BRIEF: Go through the material below and copy all lines with "approved".

RECORDS TO PROCESS:
• • • • •

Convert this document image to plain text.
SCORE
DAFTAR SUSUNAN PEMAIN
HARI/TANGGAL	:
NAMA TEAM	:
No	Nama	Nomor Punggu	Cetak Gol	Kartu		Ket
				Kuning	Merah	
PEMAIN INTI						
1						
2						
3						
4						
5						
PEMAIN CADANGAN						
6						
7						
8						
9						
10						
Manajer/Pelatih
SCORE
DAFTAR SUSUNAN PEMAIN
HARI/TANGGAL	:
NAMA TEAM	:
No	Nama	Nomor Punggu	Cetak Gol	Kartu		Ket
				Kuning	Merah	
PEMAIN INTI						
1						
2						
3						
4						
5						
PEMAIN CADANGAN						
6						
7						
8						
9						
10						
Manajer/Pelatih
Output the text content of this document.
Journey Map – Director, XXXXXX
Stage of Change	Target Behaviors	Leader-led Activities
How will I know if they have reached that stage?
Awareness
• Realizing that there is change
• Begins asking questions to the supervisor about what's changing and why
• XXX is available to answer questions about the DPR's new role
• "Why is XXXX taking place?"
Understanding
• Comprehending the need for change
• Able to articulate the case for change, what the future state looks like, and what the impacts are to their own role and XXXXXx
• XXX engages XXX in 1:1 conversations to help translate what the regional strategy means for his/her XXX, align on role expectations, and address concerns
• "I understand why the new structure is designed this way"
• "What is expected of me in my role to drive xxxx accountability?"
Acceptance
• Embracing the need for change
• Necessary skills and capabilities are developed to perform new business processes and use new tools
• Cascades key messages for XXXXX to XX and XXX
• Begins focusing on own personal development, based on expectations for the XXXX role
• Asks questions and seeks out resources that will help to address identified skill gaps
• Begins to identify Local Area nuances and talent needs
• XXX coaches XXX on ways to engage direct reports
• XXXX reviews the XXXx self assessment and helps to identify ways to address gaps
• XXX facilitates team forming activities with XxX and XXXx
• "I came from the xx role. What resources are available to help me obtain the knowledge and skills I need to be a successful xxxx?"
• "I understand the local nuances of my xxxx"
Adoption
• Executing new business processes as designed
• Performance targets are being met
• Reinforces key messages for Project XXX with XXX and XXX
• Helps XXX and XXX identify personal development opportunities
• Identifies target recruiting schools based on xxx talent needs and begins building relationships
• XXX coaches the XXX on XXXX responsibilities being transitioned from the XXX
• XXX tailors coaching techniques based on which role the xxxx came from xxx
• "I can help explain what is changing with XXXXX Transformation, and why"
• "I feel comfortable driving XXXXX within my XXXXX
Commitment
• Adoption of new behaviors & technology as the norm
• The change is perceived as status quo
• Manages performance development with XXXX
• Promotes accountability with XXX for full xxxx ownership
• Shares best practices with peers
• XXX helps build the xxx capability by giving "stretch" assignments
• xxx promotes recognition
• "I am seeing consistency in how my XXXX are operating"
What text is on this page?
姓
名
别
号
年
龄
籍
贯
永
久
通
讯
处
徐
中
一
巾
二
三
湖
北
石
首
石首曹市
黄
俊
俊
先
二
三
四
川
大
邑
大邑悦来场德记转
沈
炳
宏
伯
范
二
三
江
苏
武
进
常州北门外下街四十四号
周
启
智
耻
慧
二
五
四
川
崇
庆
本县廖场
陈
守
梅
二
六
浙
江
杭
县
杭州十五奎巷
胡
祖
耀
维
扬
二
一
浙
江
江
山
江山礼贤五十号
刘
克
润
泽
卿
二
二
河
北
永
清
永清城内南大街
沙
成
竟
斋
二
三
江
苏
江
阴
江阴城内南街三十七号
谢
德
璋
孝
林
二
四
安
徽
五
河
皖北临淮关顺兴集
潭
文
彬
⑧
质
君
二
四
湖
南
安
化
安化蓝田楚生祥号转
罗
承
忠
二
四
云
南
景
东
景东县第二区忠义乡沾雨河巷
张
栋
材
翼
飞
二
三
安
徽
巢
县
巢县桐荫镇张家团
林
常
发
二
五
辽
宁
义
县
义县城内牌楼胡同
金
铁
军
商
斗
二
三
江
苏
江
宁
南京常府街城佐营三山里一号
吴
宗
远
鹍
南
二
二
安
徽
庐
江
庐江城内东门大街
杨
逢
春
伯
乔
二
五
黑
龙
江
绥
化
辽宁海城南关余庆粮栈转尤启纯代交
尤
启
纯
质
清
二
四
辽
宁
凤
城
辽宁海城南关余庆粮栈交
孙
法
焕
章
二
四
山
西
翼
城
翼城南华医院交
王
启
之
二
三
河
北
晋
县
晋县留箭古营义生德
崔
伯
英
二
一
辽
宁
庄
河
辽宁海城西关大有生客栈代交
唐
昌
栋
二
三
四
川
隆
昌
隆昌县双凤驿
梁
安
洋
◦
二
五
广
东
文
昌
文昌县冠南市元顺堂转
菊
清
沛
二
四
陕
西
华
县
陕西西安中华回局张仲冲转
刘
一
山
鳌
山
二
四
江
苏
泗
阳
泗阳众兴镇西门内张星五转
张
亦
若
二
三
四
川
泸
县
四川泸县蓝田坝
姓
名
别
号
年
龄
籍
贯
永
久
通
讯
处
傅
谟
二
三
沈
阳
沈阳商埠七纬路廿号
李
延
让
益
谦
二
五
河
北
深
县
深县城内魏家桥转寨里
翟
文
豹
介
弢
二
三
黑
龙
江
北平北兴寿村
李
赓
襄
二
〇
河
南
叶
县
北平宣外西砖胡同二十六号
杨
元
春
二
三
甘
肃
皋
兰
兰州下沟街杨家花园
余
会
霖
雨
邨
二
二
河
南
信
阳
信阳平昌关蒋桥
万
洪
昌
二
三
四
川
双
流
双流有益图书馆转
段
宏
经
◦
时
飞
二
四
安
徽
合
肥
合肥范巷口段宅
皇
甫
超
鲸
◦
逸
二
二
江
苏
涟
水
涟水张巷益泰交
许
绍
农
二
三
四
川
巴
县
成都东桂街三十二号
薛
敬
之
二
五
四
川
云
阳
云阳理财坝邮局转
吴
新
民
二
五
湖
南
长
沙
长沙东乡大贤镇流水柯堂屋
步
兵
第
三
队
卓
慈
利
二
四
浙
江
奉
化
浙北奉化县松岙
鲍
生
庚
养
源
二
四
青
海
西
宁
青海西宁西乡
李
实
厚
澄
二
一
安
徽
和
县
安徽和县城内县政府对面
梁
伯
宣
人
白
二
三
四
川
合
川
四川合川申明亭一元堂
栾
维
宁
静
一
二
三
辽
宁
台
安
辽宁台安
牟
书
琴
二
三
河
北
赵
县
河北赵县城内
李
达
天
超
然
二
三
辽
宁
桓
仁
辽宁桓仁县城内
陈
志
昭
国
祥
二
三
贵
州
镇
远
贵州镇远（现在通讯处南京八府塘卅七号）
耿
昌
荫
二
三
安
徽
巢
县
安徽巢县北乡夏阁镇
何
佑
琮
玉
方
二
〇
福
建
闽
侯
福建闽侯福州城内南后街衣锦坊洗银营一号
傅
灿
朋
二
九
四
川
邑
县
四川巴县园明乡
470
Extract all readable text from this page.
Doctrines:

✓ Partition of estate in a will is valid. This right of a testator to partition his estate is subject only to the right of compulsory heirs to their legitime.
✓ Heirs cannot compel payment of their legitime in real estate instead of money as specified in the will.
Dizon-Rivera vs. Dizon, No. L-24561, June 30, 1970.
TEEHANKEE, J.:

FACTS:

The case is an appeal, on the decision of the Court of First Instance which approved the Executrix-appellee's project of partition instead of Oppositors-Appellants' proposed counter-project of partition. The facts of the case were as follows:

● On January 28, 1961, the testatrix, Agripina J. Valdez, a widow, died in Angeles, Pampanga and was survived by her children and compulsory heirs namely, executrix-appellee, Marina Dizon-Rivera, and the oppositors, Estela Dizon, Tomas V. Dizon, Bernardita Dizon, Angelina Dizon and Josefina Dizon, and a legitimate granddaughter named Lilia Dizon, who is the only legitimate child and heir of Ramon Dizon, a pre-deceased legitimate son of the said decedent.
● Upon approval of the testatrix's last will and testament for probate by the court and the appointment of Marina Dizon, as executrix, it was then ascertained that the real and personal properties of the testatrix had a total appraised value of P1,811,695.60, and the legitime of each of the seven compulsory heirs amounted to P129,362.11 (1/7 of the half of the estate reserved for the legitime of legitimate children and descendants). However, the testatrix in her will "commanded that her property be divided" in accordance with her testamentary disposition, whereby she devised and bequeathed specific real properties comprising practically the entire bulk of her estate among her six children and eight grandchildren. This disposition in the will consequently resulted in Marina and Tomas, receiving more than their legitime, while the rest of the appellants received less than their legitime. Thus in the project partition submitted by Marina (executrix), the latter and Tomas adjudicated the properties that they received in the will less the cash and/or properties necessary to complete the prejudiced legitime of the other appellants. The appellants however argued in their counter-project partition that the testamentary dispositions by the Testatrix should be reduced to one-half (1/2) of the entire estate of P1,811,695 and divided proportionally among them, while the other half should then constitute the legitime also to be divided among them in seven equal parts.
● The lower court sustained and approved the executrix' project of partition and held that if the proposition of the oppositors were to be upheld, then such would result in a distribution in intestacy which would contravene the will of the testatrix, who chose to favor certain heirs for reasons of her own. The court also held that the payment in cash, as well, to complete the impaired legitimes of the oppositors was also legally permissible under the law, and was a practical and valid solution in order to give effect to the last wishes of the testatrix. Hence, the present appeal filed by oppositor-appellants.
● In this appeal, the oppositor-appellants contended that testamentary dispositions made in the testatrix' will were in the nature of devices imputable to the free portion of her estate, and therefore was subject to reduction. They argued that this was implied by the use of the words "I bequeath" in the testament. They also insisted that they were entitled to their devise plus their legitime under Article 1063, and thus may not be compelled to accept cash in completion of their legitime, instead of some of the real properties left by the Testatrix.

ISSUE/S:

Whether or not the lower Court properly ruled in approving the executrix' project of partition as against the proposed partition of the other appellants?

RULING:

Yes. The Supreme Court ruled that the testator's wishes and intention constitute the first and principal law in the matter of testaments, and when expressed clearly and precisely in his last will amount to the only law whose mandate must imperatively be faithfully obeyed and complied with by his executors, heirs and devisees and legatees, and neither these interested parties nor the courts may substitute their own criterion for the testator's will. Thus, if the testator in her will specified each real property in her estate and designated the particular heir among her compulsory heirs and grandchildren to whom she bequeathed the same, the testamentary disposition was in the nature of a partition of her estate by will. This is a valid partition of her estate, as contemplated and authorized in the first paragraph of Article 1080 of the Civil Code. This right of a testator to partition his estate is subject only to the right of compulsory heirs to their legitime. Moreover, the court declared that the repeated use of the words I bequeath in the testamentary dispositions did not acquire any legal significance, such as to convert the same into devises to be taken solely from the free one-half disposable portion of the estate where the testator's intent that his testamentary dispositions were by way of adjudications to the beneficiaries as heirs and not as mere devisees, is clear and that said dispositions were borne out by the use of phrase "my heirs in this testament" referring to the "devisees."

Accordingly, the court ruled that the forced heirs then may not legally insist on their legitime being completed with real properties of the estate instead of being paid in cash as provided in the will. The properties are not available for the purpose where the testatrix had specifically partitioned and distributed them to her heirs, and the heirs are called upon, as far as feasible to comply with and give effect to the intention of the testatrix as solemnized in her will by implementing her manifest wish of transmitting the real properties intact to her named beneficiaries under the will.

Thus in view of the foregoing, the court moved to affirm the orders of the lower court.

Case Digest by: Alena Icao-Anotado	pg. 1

• • • • •

RESPONSE TO THE EXERCISE:
The case is an appeal, on the decision of the Court of First Instance which approved the Executrix-appellee's project of partition instead of Oppositors-Appellants' proposed counter-project of partition. The facts of the case were as follows:
● The lower court sustained and approved the executrix' project of partition and held that if the proposition of the oppositors were to be upheld, then such would result in a distribution in intestacy which would contravene the will of the testatrix, who chose to favor certain heirs for reasons of her own. The court also held that the payment in cash, as well, to complete the impaired legitimes of the oppositors was also legally permissible under the law, and was a practical and valid solution in order to give effect to the last wishes of the testatrix. Hence, the present appeal filed by oppositor-appellants.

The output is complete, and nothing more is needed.